• **DOCUMENT SEGMENT**

•••••

On this day in 1789, the Bill of Rights was sent to the states for ratification. With the right to free speech still hotly contested 300 years later, Eliot Wilson goes back to the start
There is currently intense and passionate debate in the United States over free speech. It was stoked further with the murder three weeks ago of conservative activist Charlie Kirk at a political rally in Utah, but it is only the latest chapter in a long story going back to the country’s earliest days. Yesterday marked one of them, when the Bill of Rights was sent to the states for ratification.
In 1789, the United States Congress, which had only come into being six months earlier, had been in session in New York City’s Federal Hall, at the intersection of Wall Street and Broad Street, through the summer. George Washington had been inaugurated as the first President on the building’s second-floor balcony that April. But the Senate and the House of Representatives were kept busy effectively creating a nation.
The Constitution had been drafted in 1787, but it was a bare-bones institutional framework, dry and bureaucratic compared to the soaring language of the 1776 Declaration of Independence. It had been pared down to ensure its acceptance by the Constitutional Convention, and one omission was any attempt to enumerate the rights of citizens of the new nation.
By the time of the First Congress, there was a widespread feeling that the failure to include a Bill of Rights had been a mistake. There were obvious sources on which the legislators could draw, most obviously the English Bill of Rights passed by parliament as part of the Glorious Revolution in 1689; theorists with a longer view looked back to Magna Carta, drawn up in 1215; and there were homegrown foundations like the Virginia Declaration of Rights (1776) and the Northwest Ordinance (1787).
Rep. James Madison of Virginia, hailed by veteran US columnist George F. Will as “the Founders’ best mind” whose intellect had a “hard, gemlike flame”, championed the addition of a Bill of Rights to the Constitution. He wanted to enshrine fundamental rights possessed by citizens but also to place clear limitations on the federal government, and believed that a clear, unambiguous set of propositions would in the future be a guide for the judiciary in regulating matters of state.
Madison’s initial proposal was that the corrective amendments he had drafted would be applied directly to the text of the Constitution. But some worried this would make the document seem less authoritative; Rep. Roger Sherman of Connecticut argued that the Constitution should “remain inviolate”. The solution was to consolidate Madison’s proposals as a series of amendments and place them at the end of the Constitution as an identifiable Bill of Rights.

•••••

Decide whether each of the statements 1., 2. and 3. below agrees with the article on the Bill of Rights, answering yes or no and quoting the words of the article that settle it. 1. In the summer of 1789, Congress met in Federal Hall in New York City. 2. The Constitution drafted in 1787 included a list of the rights of citizens. 3. Madison first proposed placing his amendments at the end of the Constitution.

• **DATA LINES**
•••••

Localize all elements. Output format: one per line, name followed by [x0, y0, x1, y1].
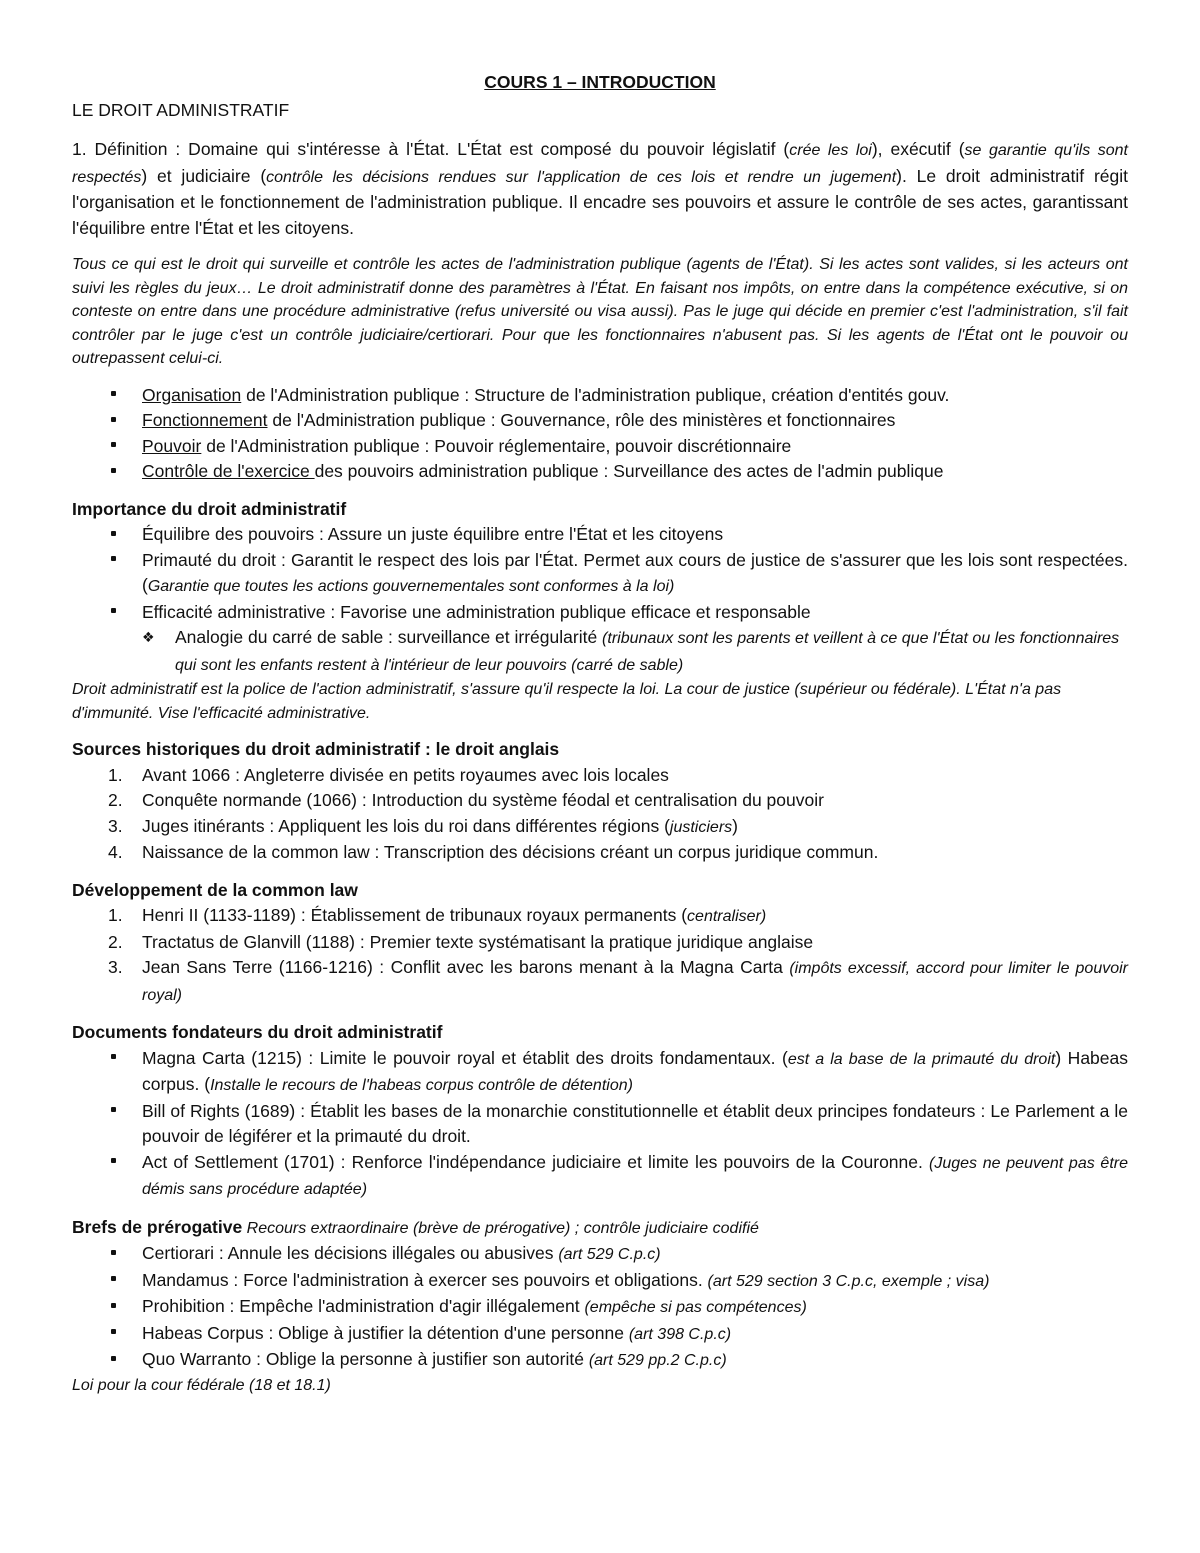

•••••

• **THE COMPLETED TASK**
1. Yes: "the United States Congress, which had only come into being six months earlier, had been in session in New York City’s Federal Hall, at the intersection of Wall Street and Broad Street, through the summer."
2. No: "one omission was any attempt to enumerate the rights of citizens of the new nation."
3. No: "Madison’s initial proposal was that the corrective amendments he had drafted would be applied directly to the text of the Constitution."